TASK:
Copy out every line in which the string "illustration" occurs.

EXERCISE MATERIALS:
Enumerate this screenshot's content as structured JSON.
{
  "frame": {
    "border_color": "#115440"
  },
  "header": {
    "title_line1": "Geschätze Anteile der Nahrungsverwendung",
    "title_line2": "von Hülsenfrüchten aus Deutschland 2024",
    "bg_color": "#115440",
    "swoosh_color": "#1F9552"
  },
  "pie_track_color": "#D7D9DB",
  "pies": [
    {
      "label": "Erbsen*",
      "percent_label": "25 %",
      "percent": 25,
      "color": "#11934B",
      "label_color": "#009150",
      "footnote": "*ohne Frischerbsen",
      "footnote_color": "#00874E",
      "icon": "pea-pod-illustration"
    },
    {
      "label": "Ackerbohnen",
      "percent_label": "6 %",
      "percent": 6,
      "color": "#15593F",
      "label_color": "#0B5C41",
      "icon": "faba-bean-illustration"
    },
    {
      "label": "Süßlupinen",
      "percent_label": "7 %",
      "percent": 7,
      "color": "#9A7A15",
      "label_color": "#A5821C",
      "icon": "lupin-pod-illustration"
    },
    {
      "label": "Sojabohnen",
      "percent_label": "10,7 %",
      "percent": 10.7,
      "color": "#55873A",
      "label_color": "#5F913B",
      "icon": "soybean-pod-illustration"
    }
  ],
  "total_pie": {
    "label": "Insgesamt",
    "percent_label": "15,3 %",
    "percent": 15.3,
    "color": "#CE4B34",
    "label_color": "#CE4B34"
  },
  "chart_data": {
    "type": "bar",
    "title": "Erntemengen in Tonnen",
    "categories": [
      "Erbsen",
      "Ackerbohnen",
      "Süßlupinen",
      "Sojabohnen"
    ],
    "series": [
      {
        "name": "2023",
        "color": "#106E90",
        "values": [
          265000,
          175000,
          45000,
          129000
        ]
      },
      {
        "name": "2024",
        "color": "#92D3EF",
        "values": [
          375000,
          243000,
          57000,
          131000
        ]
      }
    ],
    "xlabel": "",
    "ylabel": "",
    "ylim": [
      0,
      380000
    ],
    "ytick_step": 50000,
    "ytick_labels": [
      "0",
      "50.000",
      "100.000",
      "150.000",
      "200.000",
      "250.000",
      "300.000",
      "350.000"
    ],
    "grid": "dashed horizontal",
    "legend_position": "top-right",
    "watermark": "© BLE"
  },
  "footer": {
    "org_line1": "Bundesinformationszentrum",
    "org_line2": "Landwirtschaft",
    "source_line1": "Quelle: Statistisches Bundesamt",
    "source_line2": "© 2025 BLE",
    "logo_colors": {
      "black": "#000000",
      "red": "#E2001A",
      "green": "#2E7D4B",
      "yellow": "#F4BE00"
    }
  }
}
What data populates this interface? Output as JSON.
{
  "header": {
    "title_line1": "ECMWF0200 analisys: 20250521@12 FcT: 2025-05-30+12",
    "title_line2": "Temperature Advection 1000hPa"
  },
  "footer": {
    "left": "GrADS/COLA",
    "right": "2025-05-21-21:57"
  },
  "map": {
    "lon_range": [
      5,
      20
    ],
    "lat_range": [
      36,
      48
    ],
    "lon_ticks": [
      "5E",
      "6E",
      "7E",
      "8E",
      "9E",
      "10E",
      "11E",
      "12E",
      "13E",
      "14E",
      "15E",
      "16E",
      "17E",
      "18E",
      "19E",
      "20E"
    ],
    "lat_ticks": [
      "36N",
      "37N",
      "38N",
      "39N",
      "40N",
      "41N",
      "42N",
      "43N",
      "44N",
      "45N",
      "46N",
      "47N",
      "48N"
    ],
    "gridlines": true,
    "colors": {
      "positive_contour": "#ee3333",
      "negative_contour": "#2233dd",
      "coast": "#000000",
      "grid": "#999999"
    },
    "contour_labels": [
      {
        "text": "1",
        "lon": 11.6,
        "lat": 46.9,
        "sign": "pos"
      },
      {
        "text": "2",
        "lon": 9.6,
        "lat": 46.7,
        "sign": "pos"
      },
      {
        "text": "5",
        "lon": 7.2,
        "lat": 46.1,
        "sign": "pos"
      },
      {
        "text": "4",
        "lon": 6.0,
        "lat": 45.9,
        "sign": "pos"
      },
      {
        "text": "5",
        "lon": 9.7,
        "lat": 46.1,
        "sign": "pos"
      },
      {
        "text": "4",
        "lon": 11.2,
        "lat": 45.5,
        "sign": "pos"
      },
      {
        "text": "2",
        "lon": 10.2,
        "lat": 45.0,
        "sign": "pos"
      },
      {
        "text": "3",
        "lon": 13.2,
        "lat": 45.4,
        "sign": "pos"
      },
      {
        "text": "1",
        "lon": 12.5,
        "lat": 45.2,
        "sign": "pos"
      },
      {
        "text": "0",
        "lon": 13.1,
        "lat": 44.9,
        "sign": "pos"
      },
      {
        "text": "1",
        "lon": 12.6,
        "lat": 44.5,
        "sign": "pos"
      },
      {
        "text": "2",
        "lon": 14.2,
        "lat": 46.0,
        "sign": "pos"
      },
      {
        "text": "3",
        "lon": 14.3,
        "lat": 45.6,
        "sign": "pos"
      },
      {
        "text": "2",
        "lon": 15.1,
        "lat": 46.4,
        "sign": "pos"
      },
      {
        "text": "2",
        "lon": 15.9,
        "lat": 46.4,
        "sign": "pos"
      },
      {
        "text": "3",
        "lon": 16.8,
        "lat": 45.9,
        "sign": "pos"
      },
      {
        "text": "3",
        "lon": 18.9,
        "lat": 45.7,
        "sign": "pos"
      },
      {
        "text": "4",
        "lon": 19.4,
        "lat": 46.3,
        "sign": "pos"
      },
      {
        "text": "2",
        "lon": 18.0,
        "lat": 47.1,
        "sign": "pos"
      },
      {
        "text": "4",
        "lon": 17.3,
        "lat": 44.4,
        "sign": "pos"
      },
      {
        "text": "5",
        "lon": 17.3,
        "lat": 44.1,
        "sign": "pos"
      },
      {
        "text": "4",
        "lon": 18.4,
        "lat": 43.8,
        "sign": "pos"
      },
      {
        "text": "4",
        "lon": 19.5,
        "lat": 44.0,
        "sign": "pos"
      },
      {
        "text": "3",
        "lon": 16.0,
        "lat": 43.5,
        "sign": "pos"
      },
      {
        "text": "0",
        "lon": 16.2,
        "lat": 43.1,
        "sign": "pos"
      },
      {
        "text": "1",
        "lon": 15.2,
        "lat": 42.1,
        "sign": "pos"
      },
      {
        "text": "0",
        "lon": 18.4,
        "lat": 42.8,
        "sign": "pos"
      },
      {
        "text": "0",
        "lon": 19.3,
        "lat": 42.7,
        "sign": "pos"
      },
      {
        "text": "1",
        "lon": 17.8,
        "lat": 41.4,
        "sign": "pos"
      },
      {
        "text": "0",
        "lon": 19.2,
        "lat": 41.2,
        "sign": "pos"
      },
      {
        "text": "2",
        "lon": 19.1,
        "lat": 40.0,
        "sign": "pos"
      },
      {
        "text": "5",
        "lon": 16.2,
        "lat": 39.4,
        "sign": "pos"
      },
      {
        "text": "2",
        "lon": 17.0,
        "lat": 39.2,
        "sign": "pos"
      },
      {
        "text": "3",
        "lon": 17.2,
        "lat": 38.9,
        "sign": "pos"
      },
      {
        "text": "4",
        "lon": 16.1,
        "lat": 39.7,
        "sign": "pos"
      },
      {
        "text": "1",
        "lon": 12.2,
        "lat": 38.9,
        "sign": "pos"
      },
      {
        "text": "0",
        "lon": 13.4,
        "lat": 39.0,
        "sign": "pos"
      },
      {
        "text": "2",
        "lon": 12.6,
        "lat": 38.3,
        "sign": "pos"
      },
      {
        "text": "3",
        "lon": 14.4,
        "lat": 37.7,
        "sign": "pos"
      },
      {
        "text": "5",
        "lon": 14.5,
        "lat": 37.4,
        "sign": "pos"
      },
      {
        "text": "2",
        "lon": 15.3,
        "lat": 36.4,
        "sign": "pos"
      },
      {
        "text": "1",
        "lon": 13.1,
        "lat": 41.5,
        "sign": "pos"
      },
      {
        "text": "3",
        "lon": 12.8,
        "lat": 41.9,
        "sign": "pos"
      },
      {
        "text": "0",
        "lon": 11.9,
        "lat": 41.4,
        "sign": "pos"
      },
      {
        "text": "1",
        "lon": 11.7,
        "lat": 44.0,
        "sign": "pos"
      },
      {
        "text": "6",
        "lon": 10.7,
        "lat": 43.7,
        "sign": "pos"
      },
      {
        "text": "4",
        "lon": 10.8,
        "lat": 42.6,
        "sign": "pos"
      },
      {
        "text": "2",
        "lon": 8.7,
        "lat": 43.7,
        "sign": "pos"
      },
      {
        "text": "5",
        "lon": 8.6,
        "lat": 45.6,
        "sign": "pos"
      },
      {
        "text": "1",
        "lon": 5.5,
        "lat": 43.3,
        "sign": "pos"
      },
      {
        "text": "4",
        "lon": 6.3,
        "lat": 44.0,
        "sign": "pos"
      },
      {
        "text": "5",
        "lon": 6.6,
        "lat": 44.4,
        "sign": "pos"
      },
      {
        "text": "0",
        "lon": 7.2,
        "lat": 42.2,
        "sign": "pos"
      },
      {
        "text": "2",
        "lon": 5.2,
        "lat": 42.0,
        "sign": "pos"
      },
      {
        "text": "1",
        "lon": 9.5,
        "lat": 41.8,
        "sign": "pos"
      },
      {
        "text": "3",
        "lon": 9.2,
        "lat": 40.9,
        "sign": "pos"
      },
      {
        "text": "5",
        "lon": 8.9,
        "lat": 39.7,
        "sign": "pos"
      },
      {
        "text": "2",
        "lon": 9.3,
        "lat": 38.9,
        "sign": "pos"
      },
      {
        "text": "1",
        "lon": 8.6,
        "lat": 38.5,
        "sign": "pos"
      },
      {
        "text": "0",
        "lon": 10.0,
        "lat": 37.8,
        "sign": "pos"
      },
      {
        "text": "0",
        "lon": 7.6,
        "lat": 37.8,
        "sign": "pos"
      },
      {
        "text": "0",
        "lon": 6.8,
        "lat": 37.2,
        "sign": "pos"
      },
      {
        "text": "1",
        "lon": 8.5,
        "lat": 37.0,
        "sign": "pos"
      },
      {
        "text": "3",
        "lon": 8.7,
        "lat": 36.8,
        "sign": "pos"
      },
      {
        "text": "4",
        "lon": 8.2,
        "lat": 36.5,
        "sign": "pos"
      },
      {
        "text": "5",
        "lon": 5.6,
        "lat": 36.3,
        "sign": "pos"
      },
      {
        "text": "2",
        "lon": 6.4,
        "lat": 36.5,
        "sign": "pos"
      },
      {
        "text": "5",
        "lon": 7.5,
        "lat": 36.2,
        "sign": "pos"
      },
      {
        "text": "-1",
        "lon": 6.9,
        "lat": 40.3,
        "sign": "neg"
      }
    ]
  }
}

EXPECTED ANSWER:
      "icon": "pea-pod-illustration"
      "icon": "faba-bean-illustration"
      "icon": "lupin-pod-illustration"
      "icon": "soybean-pod-illustration"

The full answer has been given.